Check every line of the material below for the string "abscissa", and return the ones that have it.

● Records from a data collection
::::::::::
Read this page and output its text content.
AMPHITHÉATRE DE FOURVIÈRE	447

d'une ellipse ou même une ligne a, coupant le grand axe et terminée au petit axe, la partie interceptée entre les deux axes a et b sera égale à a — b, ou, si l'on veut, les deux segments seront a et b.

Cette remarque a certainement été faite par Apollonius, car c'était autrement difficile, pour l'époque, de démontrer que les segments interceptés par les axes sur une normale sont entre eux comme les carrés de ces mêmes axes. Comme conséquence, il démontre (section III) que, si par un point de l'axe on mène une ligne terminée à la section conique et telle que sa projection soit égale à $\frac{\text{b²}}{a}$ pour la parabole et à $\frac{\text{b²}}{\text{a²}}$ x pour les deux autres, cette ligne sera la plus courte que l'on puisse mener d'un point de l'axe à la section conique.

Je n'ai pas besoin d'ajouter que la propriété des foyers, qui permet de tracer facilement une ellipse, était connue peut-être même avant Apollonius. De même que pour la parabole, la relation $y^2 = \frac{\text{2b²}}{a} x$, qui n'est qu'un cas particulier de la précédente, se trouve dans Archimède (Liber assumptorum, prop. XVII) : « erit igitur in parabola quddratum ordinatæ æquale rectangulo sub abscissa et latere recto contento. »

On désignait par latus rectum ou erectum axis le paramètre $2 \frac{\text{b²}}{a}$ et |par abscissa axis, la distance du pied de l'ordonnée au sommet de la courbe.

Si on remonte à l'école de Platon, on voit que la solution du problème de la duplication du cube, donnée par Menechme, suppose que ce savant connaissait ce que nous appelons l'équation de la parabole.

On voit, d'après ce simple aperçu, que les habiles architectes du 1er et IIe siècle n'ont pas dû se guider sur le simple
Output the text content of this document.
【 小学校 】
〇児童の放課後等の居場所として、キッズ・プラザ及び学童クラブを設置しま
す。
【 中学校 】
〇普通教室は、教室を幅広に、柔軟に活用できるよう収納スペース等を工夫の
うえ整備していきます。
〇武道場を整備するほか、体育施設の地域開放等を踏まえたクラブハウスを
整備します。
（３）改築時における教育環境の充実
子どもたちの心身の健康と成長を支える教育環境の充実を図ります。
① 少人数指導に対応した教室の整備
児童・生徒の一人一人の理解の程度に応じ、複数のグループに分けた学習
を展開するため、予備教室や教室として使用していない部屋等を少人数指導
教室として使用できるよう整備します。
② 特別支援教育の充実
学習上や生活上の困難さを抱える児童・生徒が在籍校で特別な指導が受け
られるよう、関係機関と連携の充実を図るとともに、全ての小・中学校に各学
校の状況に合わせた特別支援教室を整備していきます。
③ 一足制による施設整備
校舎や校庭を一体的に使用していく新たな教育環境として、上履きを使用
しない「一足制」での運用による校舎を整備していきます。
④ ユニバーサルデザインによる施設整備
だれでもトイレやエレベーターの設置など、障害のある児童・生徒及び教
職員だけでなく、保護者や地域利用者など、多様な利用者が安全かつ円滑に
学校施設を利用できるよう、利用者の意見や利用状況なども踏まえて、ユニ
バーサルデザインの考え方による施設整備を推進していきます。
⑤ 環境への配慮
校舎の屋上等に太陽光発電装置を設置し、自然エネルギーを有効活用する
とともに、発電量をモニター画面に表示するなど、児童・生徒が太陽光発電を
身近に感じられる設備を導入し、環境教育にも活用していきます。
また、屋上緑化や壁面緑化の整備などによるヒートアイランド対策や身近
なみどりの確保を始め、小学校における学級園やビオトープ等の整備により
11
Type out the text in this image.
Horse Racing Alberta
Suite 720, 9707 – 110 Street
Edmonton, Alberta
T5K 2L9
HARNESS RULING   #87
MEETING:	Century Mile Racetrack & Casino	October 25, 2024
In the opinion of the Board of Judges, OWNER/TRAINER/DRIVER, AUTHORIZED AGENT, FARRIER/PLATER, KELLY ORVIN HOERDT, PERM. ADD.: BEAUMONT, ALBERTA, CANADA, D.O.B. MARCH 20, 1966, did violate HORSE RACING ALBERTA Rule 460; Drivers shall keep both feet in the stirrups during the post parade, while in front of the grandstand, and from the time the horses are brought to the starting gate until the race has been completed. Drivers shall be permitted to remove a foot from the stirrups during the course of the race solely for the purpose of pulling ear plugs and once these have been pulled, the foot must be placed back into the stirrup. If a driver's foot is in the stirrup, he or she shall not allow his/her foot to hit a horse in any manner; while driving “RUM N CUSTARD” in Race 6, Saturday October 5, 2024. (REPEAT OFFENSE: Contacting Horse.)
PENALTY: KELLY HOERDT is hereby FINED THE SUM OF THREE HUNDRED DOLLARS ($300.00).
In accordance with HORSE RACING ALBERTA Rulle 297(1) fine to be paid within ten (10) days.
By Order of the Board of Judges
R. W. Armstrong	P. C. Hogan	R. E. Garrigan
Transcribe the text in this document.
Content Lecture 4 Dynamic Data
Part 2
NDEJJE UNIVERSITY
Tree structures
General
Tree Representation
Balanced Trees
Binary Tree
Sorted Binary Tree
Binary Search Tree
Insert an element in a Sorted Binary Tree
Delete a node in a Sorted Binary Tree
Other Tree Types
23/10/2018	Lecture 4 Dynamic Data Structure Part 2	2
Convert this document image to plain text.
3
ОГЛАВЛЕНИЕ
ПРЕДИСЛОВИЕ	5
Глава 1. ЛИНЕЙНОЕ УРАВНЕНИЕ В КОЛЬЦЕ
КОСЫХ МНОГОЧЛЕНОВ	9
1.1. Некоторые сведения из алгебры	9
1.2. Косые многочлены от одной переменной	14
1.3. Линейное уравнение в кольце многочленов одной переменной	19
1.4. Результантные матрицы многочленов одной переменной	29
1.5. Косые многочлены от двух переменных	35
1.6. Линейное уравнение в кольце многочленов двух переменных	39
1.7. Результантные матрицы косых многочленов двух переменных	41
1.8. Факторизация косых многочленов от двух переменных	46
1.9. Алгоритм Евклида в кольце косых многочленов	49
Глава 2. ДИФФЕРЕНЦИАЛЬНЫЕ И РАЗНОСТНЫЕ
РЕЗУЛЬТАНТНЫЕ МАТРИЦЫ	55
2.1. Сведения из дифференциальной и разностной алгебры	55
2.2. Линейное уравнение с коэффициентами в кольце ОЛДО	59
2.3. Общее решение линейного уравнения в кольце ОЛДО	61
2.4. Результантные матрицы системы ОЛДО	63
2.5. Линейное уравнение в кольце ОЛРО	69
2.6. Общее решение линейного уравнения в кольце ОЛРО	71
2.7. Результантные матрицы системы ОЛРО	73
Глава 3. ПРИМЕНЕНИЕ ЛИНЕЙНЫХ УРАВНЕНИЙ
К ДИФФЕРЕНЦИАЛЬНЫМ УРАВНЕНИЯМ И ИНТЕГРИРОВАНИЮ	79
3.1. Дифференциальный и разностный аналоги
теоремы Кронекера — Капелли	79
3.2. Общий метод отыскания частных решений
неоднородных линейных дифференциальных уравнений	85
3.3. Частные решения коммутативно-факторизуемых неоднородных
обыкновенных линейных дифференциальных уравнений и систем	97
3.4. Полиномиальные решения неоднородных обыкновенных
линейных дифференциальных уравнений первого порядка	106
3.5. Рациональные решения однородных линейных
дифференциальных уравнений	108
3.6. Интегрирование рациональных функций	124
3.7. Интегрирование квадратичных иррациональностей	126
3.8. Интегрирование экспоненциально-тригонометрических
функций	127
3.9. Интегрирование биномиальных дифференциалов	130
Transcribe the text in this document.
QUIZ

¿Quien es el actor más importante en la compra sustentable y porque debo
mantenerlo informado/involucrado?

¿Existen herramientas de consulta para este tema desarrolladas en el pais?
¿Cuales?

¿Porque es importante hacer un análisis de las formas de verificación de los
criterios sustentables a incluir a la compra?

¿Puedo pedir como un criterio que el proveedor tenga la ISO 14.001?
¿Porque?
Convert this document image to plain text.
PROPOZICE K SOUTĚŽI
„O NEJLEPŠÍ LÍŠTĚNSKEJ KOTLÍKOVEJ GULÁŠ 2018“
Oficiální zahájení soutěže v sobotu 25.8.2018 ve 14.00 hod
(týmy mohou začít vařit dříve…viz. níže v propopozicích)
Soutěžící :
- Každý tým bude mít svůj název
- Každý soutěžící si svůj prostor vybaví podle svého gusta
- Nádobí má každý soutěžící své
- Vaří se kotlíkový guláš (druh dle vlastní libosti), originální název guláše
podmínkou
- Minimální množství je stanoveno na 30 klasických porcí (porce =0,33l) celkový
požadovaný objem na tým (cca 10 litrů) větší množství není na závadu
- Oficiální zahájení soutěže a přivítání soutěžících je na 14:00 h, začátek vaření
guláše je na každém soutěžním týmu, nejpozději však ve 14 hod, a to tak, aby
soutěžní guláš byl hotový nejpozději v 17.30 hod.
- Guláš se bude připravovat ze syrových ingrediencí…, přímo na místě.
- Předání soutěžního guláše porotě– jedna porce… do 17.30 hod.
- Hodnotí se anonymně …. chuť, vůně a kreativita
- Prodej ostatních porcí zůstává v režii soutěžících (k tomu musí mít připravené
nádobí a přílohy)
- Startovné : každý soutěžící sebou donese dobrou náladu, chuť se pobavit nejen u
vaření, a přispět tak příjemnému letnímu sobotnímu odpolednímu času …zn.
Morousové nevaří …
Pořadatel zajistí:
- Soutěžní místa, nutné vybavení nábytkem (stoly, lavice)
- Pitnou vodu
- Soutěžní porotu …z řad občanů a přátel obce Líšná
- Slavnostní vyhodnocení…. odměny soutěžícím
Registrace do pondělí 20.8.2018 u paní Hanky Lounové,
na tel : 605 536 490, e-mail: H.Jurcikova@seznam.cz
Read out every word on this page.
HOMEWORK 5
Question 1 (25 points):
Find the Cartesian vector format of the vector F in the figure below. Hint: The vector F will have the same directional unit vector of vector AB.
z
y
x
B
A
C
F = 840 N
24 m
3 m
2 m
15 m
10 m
::::::::::
● EXERCISE OUTPUT
Je n'ai pas besoin d'ajouter que la propriété des foyers, qui permet de tracer facilement une ellipse, était connue peut-être même avant Apollonius. De même que pour la parabole, la relation $y^2 = \frac{\text{2b²}}{a} x$, qui n'est qu'un cas particulier de la précédente, se trouve dans Archimède (Liber assumptorum, prop. XVII) : « erit igitur in parabola quddratum ordinatæ æquale rectangulo sub abscissa et latere recto contento. »
On désignait par latus rectum ou erectum axis le paramètre $2 \frac{\text{b²}}{a}$ et |par abscissa axis, la distance du pied de l'ordonnée au sommet de la courbe.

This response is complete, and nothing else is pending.